» **Task description**
Print all of the data exactly as written.
--- Stored rows ---
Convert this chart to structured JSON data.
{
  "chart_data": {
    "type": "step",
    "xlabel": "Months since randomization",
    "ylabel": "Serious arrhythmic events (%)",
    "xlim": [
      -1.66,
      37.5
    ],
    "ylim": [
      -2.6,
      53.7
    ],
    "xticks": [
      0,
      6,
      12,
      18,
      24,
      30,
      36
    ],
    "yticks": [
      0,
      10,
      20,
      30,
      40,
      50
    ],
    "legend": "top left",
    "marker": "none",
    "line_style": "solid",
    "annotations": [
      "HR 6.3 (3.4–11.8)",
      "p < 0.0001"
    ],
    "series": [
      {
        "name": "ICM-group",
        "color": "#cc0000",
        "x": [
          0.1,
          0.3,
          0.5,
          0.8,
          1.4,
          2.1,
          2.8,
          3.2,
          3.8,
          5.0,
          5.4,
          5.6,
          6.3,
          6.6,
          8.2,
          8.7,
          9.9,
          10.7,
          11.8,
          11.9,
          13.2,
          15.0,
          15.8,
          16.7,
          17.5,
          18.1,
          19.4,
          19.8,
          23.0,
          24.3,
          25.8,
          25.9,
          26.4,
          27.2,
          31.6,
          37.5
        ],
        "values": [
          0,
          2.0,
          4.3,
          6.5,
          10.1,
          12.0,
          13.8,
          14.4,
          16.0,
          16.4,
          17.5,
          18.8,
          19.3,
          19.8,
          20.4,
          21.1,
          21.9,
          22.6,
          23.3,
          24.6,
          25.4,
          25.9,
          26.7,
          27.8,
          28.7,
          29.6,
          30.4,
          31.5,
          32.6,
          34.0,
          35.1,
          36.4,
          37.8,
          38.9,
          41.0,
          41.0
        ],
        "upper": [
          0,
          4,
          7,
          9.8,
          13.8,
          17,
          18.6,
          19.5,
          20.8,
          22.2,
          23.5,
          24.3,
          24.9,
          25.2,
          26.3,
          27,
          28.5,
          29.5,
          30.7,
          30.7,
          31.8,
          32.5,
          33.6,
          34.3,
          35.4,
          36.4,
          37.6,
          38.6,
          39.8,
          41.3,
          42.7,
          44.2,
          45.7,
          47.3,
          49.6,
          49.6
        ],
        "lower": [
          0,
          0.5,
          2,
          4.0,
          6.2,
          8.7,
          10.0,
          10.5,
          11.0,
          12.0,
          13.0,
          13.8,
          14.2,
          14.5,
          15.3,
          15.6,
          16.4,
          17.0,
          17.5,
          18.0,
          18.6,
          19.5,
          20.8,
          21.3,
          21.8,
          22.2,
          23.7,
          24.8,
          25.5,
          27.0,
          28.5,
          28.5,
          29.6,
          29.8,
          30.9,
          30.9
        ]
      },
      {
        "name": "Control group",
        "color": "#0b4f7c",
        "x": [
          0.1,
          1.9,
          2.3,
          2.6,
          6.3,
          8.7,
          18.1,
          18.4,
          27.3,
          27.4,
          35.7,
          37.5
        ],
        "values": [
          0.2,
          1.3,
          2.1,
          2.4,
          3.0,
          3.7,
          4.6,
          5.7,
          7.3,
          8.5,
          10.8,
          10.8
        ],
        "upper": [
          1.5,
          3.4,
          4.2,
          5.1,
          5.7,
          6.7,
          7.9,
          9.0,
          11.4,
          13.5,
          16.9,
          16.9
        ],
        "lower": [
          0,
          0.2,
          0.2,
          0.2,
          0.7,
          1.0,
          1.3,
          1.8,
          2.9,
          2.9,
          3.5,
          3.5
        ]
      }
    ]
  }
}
---
» **Written response**
Convert this chart to structured JSON data.
{
  "chart_data": {
    "type": "step",
    "xlabel": "Months since randomization",
    "ylabel": "Serious arrhythmic events (%)",
    "xlim": [
      -1.66,
      37.5
    ],
    "ylim": [
      -2.6,
      53.7
    ],
    "xticks": [
      0,
      6,
      12,
      18,
      24,
      30,
      36
    ],
    "yticks": [
      0,
      10,
      20,
      30,
      40,
      50
    ],
    "legend": "top left",
    "marker": "none",
    "line_style": "solid",
    "annotations": [
      "HR 6.3 (3.4–11.8)",
      "p < 0.0001"
    ],
    "series": [
      {
        "name": "ICM-group",
        "color": "#cc0000",
        "x": [
          0.1,
          0.3,
          0.5,
          0.8,
          1.4,
          2.1,
          2.8,
          3.2,
          3.8,
          5.0,
          5.4,
          5.6,
          6.3,
          6.6,
          8.2,
          8.7,
          9.9,
          10.7,
          11.8,
          11.9,
          13.2,
          15.0,
          15.8,
          16.7,
          17.5,
          18.1,
          19.4,
          19.8,
          23.0,
          24.3,
          25.8,
          25.9,
          26.4,
          27.2,
          31.6,
          37.5
        ],
        "values": [
          0,
          2.0,
          4.3,
          6.5,
          10.1,
          12.0,
          13.8,
          14.4,
          16.0,
          16.4,
          17.5,
          18.8,
          19.3,
          19.8,
          20.4,
          21.1,
          21.9,
          22.6,
          23.3,
          24.6,
          25.4,
          25.9,
          26.7,
          27.8,
          28.7,
          29.6,
          30.4,
          31.5,
          32.6,
          34.0,
          35.1,
          36.4,
          37.8,
          38.9,
          41.0,
          41.0
        ],
        "upper": [
          0,
          4,
          7,
          9.8,
          13.8,
          17,
          18.6,
          19.5,
          20.8,
          22.2,
          23.5,
          24.3,
          24.9,
          25.2,
          26.3,
          27,
          28.5,
          29.5,
          30.7,
          30.7,
          31.8,
          32.5,
          33.6,
          34.3,
          35.4,
          36.4,
          37.6,
          38.6,
          39.8,
          41.3,
          42.7,
          44.2,
          45.7,
          47.3,
          49.6,
          49.6
        ],
        "lower": [
          0,
          0.5,
          2,
          4.0,
          6.2,
          8.7,
          10.0,
          10.5,
          11.0,
          12.0,
          13.0,
          13.8,
          14.2,
          14.5,
          15.3,
          15.6,
          16.4,
          17.0,
          17.5,
          18.0,
          18.6,
          19.5,
          20.8,
          21.3,
          21.8,
          22.2,
          23.7,
          24.8,
          25.5,
          27.0,
          28.5,
          28.5,
          29.6,
          29.8,
          30.9,
          30.9
        ]
      },
      {
        "name": "Control group",
        "color": "#0b4f7c",
        "x": [
          0.1,
          1.9,
          2.3,
          2.6,
          6.3,
          8.7,
          18.1,
          18.4,
          27.3,
          27.4,
          35.7,
          37.5
        ],
        "values": [
          0.2,
          1.3,
          2.1,
          2.4,
          3.0,
          3.7,
          4.6,
          5.7,
          7.3,
          8.5,
          10.8,
          10.8
        ],
        "upper": [
          1.5,
          3.4,
          4.2,
          5.1,
          5.7,
          6.7,
          7.9,
          9.0,
          11.4,
          13.5,
          16.9,
          16.9
        ],
        "lower": [
          0,
          0.2,
          0.2,
          0.2,
          0.7,
          1.0,
          1.3,
          1.8,
          2.9,
          2.9,
          3.5,
          3.5
        ]
      }
    ]
  }
}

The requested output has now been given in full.